EXTRACTED RECORDS:
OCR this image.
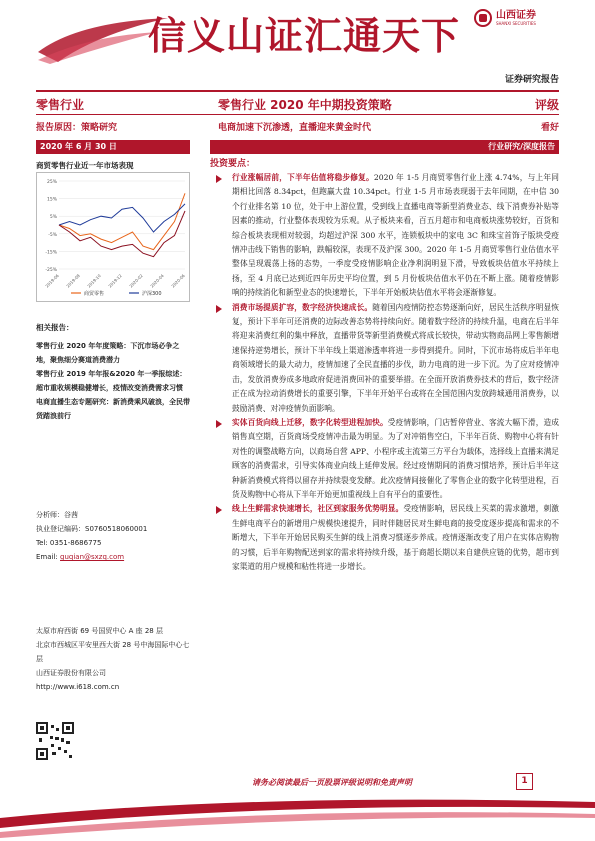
信义山证汇通天下	山西证券
SHANXI SECURITIES
证券研究报告
零售行业	零售行业 2020 年中期投资策略	评级
报告原因：策略研究	电商加速下沉渗透，直播迎来黄金时代	看好
2020 年 6 月 30 日	行业研究/深度报告
商贸零售行业近一年市场表现
-25%
-15%
-5%
5%
15%
25%
2019-06 2019-08 2019-10 2019-12 2020-02 2020-04 2020-06
商贸零售	沪深300
相关报告：
零售行业 2020 年年度策略：下沉市场必争之地，聚焦细分赛道消费潜力
零售行业 2019 年年报&2020 年一季报综述：超市重收规模稳健增长，疫情改变消费需求习惯
电商直播生态专题研究：新消费乘风破浪，全民带货踏浪前行
分析师：谷茜
执业登记编码：S0760518060001
Tel: 0351-8686775
Email: guqian@sxzq.com
太原市府西街 69 号国贸中心 A 座 28 层
北京市西城区平安里西大街 28 号中海国际中心七层
山西证券股份有限公司
http://www.i618.com.cn
投资要点：
行业涨幅居前，下半年估值将稳步修复。2020 年 1-5 月商贸零售行业上涨 4.74%，与上年同期相比回落 8.34pct，但跑赢大盘 10.34pct。行业 1-5 月市场表现弱于去年同期，在中信 30 个行业排名第 10 位，处于中上游位置，受到线上直播电商等新型消费业态、线下消费券补贴等因素的推动，行业整体表现较为乐观。从子板块来看，百五月超市和电商板块涨势较好，百货和综合板块表现相对较弱，均超过沪深 300 水平，连锁板块中的家电 3C 和珠宝首饰子版块受疫情冲击线下销售的影响，跌幅较深，表现不及沪深 300。2020 年 1-5 月商贸零售行业估值水平整体呈现震荡上扬的态势，一季度受疫情影响企业净利润明显下滑，导致板块估值水平持续上扬，至 4 月底已达到近四年历史平均位置，到 5 月份板块估值水平仍在不断上涨。随着疫情影响的持续消化和新型业态的快速增长，下半年开始板块估值水平将会逐渐修复。
消费市场提质扩容，数字经济快速成长。随着国内疫情防控态势逐渐向好，居民生活秩序明显恢复，预计下半年可还消费的边际改善态势将持续向好。随着数字经济的持续升温，电商在后半年将迎来消费红利的集中释放，直播带货等新型消费模式将成长较快，带动实物商品网上零售额增速保持逆势增长，预计下半年线上渠道渗透率将进一步得到提升。同时，下沉市场将成后半年电商领域增长的最大动力，疫情加速了全民直播的步伐，助力电商的进一步下沉。为了应对疫情冲击，发放消费券成多地政府促进消费回补的重要举措。在全面开放消费券技术的背后，数字经济正在成为拉动消费增长的重要引擎，下半年开始平台或将在全国范围内发放跨城通用消费券，以鼓励消费、对冲疫情负面影响。
实体百货向线上迁移，数字化转型进程加快。受疫情影响，门店暂停营业、客流大幅下滑，造成销售真空期，百货商场受疫情冲击最为明显。为了对冲销售空白，下半年百货、购物中心将有针对性的调整战略方向，以商场自营 APP、小程序或主流第三方平台为载体，选择线上直播来满足顾客的消费需求，引导实体商业向线上延伸发展。经过疫情期间的消费习惯培养，预计后半年这种新消费模式将得以留存并持续裂变发酵。此次疫情间接催化了零售企业的数字化转型进程，百货及购物中心将从下半年开始更加重视线上自有平台的重要性。
线上生鲜需求快速增长，社区到家服务优势明显。受疫情影响，居民线上买菜的需求激增，刺激生鲜电商平台的新增用户规模快速提升，同时伴随居民对生鲜电商的接受度逐步提高和需求的不断增大，下半年开始居民购买生鲜的线上消费习惯逐步养成。疫情逐渐改变了用户在实体店购物的习惯，后半年购物配送到家的需求将持续升级，基于商超长期以来自建供应链的优势，超市到家渠道的用户规模和粘性将进一步增长。
请务必阅读最后一页股票评级说明和免责声明	1
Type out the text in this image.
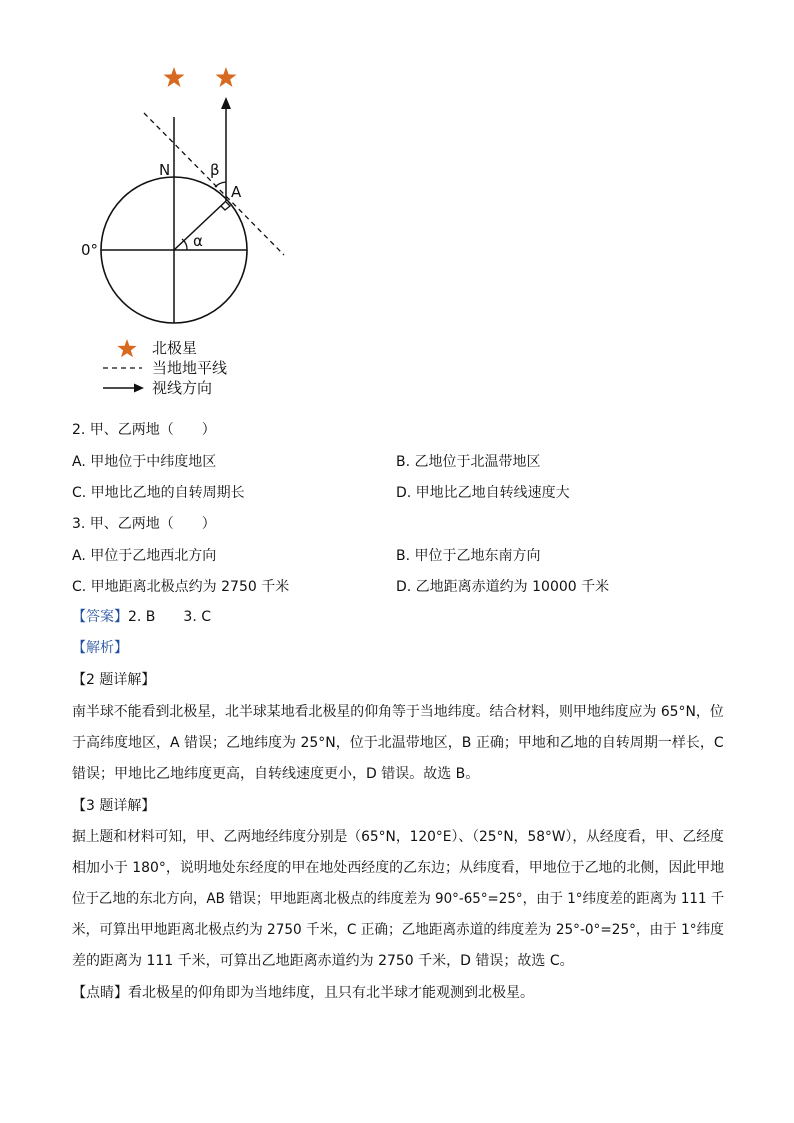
N
0°
A
β
α
北极星
当地地平线
视线方向
2. 甲、乙两地（　　）
A. 甲地位于中纬度地区	B. 乙地位于北温带地区
C. 甲地比乙地的自转周期长	D. 甲地比乙地自转线速度大
3. 甲、乙两地（　　）
A. 甲位于乙地西北方向	B. 甲位于乙地东南方向
C. 甲地距离北极点约为 2750 千米	D. 乙地距离赤道约为 10000 千米
【答案】2. B　　3. C
【解析】
【2 题详解】
南半球不能看到北极星，北半球某地看北极星的仰角等于当地纬度。结合材料，则甲地纬度应为 65°N，位
于高纬度地区，A 错误；乙地纬度为 25°N，位于北温带地区，B 正确；甲地和乙地的自转周期一样长，C
错误；甲地比乙地纬度更高，自转线速度更小，D 错误。故选 B。
【3 题详解】
据上题和材料可知，甲、乙两地经纬度分别是（65°N，120°E）、（25°N，58°W），从经度看，甲、乙经度
相加小于 180°，说明地处东经度的甲在地处西经度的乙东边；从纬度看，甲地位于乙地的北侧，因此甲地
位于乙地的东北方向，AB 错误；甲地距离北极点的纬度差为 90°-65°=25°，由于 1°纬度差的距离为 111 千
米，可算出甲地距离北极点约为 2750 千米，C 正确；乙地距离赤道的纬度差为 25°-0°=25°，由于 1°纬度
差的距离为 111 千米，可算出乙地距离赤道约为 2750 千米，D 错误；故选 C。
【点睛】看北极星的仰角即为当地纬度，且只有北半球才能观测到北极星。
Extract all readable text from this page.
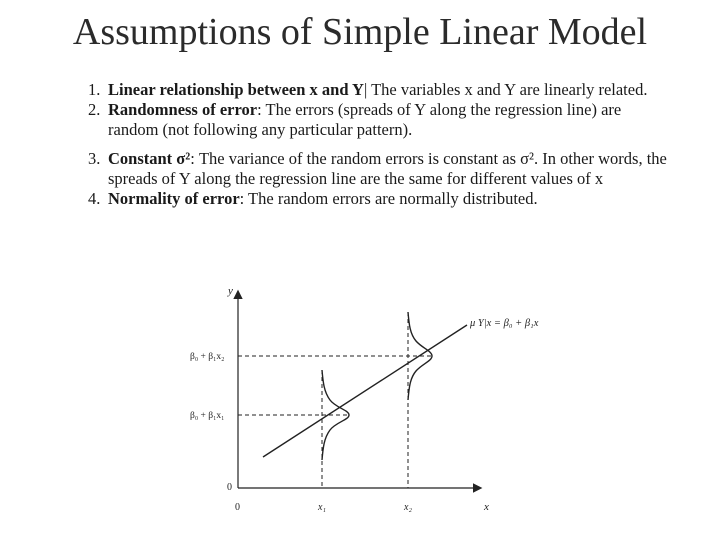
Assumptions of Simple Linear Model
1. Linear relationship between x and Y| The variables x and Y are linearly related.
2. Randomness of error: The errors (spreads of Y along the regression line) are random (not following any particular pattern).
3. Constant σ²: The variance of the random errors is constant as σ². In other words, the spreads of Y along the regression line are the same for different values of x
4. Normality of error: The random errors are normally distributed.
y
x
0
0	x₁	x₂
β₀ + β₁x₂
β₀ + β₁x₁
μ Y|x = β₀ + β₁x
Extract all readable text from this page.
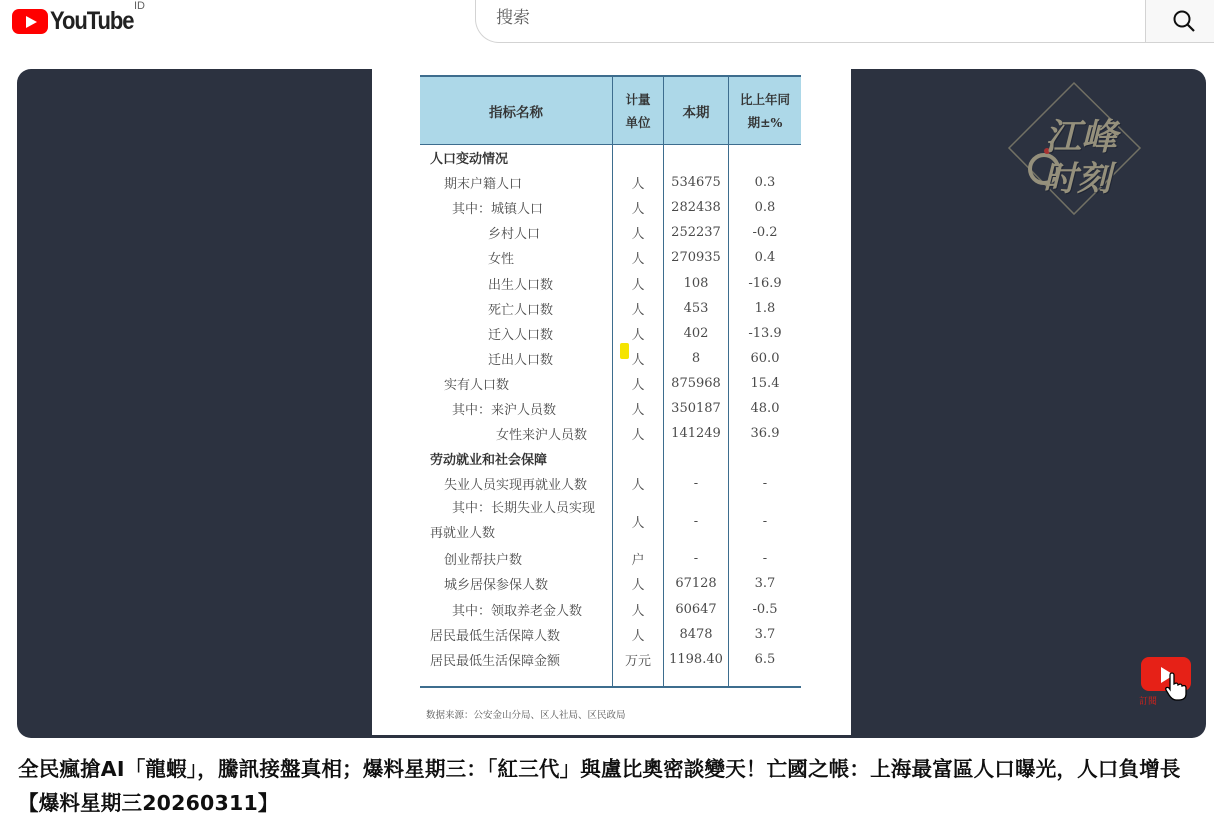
YouTube
ID
搜索
指标名称	计量
单位	本期	比上年同
期±%
人口变动情况			
期末户籍人口	人	534675	0.3
其中：城镇人口	人	282438	0.8
乡村人口	人	252237	-0.2
女性	人	270935	0.4
出生人口数	人	108	-16.9
死亡人口数	人	453	1.8
迁入人口数	人	402	-13.9
迁出人口数	人	8	60.0
实有人口数	人	875968	15.4
其中：来沪人员数	人	350187	48.0
女性来沪人员数	人	141249	36.9
劳动就业和社会保障			
失业人员实现再就业人数	人	-	-
其中：长期失业人员实现
再就业人数	人	-	-
创业帮扶户数	户	-	-
城乡居保参保人数	人	67128	3.7
其中：领取养老金人数	人	60647	-0.5
居民最低生活保障人数	人	8478	3.7
居民最低生活保障金额	万元	1198.40	6.5

数据来源：公安金山分局、区人社局、区民政局
江峰
时刻
訂閱
全民瘋搶AI「龍蝦」，騰訊接盤真相；爆料星期三：「紅三代」與盧比奧密談變天！亡國之帳：上海最富區人口曝光，人口負增長【爆料星期三20260311】
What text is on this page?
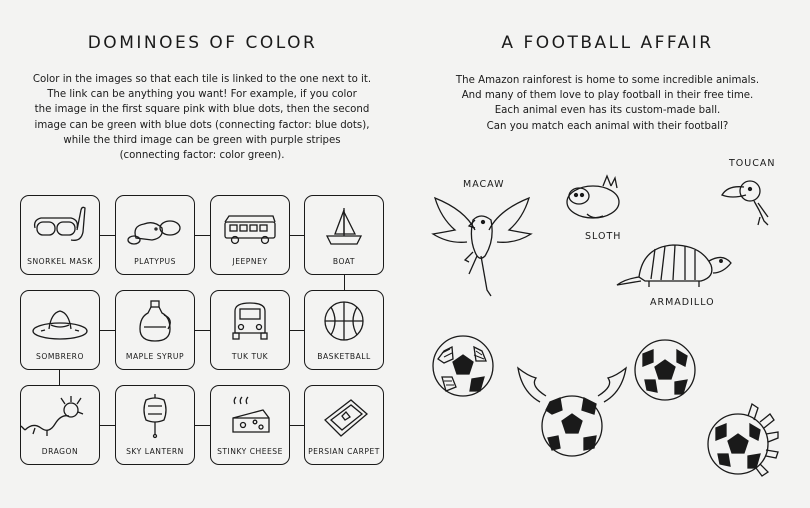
DOMINOES OF COLOR
Color in the images so that each tile is linked to the one next to it.
The link can be anything you want! For example, if you color
the image in the first square pink with blue dots, then the second
image can be green with blue dots (connecting factor: blue dots),
while the third image can be green with purple stripes
(connecting factor: color green).
SNORKEL MASK	PLATYPUS	JEEPNEY	BOAT
SOMBRERO	MAPLE SYRUP	TUK TUK	BASKETBALL
DRAGON	SKY LANTERN	STINKY CHEESE	PERSIAN CARPET
A FOOTBALL AFFAIR
The Amazon rainforest is home to some incredible animals.
And many of them love to play football in their free time.
Each animal even has its custom-made ball.
Can you match each animal with their football?
MACAW
SLOTH
TOUCAN
ARMADILLO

WHAT THE TASK REQUIRES: In the records, locate each line holding the string "with" and copy it.

SOLUTION TO THIS PROBLEM:
the image in the first square pink with blue dots, then the second
image can be green with blue dots (connecting factor: blue dots),
while the third image can be green with purple stripes
Can you match each animal with their football?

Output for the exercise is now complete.